=== Records for this task ===

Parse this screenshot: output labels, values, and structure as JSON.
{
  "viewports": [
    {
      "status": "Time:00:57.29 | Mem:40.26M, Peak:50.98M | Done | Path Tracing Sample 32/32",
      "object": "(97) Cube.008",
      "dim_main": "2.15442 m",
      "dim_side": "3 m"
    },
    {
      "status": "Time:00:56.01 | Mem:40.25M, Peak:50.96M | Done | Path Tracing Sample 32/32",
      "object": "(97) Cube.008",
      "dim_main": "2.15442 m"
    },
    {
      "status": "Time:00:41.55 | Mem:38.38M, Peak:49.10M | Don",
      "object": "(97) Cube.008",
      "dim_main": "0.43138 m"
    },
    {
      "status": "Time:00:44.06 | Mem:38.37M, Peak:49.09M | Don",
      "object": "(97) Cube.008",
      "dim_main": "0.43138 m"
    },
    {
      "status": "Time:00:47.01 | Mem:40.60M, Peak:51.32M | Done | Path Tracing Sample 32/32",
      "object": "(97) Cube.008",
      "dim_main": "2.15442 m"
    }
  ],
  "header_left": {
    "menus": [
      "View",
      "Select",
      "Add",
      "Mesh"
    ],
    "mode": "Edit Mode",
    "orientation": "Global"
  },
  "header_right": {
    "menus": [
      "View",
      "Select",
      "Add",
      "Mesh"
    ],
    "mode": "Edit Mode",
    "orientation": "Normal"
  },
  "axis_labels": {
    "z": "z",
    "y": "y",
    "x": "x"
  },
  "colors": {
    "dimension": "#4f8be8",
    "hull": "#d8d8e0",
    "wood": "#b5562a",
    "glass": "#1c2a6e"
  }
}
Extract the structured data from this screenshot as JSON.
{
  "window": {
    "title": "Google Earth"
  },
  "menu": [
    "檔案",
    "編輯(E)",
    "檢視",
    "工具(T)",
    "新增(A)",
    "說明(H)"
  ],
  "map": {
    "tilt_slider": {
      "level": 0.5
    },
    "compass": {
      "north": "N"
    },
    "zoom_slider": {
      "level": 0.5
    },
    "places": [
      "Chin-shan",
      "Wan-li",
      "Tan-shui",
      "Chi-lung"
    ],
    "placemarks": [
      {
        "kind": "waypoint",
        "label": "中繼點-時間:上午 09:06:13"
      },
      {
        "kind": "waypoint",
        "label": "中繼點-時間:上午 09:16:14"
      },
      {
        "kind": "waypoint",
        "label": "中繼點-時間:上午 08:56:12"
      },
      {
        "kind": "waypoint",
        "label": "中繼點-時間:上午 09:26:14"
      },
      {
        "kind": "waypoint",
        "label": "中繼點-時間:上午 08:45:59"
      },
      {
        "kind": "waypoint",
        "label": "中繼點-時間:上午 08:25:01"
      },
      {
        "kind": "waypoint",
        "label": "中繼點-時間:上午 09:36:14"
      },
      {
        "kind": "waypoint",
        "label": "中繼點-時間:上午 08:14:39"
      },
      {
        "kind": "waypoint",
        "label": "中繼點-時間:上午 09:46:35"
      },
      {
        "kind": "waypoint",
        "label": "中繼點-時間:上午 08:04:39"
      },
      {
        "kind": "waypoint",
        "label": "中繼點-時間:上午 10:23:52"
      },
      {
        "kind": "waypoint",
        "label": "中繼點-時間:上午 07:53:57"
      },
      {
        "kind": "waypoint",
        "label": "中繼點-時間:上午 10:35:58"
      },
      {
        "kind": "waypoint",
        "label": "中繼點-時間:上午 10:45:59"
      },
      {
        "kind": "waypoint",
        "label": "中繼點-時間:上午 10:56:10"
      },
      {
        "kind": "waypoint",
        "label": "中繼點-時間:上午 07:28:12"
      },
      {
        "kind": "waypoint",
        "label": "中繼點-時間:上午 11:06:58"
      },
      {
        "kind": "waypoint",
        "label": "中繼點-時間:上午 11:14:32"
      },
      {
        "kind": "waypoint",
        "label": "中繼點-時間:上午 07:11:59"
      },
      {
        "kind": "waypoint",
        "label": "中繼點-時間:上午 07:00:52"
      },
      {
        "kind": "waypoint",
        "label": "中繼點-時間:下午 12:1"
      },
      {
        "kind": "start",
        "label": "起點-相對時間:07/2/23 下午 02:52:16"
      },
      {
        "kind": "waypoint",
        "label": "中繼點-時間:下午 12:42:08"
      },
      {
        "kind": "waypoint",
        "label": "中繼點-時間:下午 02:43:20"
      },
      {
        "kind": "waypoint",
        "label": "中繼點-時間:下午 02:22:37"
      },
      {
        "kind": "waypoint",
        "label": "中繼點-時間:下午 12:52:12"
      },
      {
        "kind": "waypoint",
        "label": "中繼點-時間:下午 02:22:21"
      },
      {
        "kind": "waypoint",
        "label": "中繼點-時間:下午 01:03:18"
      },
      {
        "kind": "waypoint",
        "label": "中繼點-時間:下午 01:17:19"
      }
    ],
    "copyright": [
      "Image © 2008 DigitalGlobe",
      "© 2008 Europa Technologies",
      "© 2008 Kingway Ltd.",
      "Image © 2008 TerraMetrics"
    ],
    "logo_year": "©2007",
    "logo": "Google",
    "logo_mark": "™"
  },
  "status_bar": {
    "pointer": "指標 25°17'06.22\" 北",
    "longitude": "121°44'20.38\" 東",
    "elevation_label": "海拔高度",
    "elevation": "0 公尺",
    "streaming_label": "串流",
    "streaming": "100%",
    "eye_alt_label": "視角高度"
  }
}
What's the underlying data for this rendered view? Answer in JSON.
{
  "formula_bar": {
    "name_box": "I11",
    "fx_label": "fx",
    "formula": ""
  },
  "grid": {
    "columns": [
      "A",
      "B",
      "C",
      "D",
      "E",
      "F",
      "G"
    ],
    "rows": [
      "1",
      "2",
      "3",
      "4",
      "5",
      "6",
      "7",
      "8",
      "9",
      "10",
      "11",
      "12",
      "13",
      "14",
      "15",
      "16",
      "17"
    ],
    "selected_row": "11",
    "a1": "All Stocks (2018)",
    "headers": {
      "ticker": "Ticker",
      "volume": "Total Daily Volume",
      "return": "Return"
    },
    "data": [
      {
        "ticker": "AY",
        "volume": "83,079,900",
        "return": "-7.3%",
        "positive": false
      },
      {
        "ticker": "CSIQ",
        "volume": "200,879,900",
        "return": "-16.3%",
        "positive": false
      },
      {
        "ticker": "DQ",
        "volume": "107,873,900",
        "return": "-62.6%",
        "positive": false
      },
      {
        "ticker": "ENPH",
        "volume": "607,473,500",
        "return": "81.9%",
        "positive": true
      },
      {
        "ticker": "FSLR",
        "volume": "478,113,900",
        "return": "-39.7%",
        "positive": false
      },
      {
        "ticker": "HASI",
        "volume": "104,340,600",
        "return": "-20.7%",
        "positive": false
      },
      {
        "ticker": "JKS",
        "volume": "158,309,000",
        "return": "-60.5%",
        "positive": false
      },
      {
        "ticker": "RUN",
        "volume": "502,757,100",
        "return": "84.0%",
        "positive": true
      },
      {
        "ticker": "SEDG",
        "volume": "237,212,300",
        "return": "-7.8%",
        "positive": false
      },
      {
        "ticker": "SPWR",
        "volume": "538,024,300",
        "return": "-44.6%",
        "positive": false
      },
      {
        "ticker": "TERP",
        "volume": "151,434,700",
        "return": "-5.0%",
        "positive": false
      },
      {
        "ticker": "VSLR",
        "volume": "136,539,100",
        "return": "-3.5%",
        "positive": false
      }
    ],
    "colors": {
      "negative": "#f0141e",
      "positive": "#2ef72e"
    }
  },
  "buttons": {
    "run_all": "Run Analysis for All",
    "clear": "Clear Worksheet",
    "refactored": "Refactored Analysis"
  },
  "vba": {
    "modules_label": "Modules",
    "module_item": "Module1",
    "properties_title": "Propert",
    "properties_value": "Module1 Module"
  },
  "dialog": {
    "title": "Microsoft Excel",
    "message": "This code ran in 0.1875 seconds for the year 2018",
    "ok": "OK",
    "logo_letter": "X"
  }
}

=== Problem requirements ===
The lines to collect are those holding the string "orientation"; copy them all.

=== Task result ===
    "orientation": "Global"
    "orientation": "Normal"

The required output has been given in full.